» **Directive**:
Wherever the word "Dispersion" appears in a line, extract that line.
/---
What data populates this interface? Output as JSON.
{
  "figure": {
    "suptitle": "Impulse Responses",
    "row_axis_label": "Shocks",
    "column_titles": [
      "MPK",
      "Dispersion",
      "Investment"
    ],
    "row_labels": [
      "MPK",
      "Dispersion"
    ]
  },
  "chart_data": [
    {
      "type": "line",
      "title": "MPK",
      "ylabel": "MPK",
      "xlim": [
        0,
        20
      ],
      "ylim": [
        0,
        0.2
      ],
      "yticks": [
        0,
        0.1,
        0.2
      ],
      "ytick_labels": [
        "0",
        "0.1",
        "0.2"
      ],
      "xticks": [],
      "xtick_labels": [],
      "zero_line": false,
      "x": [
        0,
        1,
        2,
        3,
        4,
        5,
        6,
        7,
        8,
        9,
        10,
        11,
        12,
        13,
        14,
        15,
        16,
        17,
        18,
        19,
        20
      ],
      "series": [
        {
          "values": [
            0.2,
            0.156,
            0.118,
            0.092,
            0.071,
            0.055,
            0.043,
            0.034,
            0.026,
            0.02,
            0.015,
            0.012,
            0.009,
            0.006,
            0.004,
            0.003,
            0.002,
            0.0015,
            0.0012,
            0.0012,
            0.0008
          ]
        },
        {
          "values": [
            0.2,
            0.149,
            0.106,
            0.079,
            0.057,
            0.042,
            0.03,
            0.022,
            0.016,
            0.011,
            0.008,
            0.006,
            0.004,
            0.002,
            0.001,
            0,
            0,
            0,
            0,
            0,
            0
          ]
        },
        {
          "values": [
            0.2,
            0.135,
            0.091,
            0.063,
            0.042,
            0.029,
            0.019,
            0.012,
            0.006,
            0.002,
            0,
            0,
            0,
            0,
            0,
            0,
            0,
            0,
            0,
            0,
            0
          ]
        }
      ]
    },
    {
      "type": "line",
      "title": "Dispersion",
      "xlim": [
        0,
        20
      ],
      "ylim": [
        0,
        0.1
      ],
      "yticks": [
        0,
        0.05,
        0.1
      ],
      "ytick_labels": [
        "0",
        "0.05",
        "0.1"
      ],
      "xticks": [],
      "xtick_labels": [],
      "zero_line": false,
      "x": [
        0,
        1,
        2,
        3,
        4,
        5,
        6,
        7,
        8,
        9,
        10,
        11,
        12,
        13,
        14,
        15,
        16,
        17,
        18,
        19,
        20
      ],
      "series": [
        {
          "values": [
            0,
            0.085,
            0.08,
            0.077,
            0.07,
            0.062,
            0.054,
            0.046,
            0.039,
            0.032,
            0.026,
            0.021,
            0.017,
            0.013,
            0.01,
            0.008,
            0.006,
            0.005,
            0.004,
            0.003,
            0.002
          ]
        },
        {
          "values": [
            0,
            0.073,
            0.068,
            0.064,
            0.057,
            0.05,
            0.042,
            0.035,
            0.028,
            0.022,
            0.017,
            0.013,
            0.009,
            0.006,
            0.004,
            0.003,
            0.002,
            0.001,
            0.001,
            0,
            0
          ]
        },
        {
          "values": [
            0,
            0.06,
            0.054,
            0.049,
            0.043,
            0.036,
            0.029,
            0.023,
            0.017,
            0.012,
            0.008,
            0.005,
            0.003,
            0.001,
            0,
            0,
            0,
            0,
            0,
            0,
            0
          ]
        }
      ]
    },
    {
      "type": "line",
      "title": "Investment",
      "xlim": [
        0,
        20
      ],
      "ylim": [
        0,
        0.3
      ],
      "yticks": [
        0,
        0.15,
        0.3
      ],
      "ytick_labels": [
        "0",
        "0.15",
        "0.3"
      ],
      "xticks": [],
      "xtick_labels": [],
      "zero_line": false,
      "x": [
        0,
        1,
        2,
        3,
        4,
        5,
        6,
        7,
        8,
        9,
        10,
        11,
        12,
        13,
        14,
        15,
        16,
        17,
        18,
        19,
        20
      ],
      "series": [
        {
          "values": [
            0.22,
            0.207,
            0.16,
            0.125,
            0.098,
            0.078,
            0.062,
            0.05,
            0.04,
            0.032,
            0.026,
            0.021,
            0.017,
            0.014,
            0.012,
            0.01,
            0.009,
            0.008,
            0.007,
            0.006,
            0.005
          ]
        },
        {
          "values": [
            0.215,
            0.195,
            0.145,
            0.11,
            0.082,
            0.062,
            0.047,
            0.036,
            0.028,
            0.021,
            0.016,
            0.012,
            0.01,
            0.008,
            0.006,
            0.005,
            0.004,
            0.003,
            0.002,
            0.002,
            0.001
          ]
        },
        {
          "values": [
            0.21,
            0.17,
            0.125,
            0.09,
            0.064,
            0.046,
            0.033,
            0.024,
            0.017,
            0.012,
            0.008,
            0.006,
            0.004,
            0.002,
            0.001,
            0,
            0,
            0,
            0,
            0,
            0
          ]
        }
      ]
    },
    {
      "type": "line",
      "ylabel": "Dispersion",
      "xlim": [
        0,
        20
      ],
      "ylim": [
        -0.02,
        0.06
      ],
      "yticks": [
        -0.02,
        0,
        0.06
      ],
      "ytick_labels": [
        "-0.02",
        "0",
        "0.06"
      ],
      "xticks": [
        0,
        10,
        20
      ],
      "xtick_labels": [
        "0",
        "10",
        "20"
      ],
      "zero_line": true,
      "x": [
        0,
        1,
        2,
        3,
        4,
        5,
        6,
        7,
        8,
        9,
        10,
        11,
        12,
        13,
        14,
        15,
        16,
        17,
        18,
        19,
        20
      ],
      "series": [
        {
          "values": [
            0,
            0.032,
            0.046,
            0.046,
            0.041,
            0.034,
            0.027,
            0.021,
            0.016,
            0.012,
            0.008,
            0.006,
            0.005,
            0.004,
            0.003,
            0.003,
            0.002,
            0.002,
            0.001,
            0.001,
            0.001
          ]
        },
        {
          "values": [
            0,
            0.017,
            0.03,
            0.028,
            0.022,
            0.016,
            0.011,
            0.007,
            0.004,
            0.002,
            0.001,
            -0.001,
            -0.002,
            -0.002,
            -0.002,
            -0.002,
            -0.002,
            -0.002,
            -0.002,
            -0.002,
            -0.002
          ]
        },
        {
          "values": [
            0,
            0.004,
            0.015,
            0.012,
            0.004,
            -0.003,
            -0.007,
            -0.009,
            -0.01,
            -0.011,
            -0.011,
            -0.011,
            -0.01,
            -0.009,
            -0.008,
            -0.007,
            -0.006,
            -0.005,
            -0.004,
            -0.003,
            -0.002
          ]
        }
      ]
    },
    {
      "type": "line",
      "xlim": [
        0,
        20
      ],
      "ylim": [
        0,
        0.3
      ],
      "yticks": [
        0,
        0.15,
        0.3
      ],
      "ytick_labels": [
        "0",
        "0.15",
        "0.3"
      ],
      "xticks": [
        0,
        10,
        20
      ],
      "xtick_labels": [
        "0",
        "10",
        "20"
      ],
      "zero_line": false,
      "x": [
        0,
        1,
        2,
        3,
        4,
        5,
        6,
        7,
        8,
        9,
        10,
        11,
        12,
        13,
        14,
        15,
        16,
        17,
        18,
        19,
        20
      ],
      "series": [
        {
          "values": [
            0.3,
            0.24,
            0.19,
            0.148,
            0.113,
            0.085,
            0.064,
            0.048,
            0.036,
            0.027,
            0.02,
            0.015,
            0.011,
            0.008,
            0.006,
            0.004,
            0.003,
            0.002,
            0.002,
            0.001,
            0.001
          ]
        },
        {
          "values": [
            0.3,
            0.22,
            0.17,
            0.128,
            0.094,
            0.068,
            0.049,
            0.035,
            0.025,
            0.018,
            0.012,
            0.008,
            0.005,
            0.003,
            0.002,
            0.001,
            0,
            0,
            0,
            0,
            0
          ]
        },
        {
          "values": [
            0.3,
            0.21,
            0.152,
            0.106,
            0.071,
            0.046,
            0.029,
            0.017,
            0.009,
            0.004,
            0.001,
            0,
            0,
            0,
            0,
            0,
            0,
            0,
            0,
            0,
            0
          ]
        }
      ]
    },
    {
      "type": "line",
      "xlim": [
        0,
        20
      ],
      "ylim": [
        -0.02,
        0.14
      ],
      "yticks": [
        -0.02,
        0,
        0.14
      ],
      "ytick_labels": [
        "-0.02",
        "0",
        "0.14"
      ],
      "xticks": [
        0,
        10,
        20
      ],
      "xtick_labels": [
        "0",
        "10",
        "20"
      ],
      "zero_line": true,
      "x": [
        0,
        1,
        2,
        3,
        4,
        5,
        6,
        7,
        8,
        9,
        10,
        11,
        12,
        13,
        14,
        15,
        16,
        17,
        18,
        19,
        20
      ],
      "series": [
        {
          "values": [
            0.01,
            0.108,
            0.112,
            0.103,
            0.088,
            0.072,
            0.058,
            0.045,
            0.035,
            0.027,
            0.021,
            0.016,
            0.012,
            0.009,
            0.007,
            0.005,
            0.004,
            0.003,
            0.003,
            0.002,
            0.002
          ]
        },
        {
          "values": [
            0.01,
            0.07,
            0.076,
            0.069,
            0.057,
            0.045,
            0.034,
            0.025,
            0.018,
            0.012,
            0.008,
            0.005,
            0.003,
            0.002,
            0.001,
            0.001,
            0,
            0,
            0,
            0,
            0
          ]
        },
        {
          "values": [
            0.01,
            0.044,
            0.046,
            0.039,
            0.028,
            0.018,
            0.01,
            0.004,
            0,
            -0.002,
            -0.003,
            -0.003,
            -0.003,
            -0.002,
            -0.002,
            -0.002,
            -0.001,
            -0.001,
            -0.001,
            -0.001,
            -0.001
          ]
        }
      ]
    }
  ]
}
\---
» **Answer in full**:
      "Dispersion",
      "Dispersion"
      "title": "Dispersion",
      "ylabel": "Dispersion",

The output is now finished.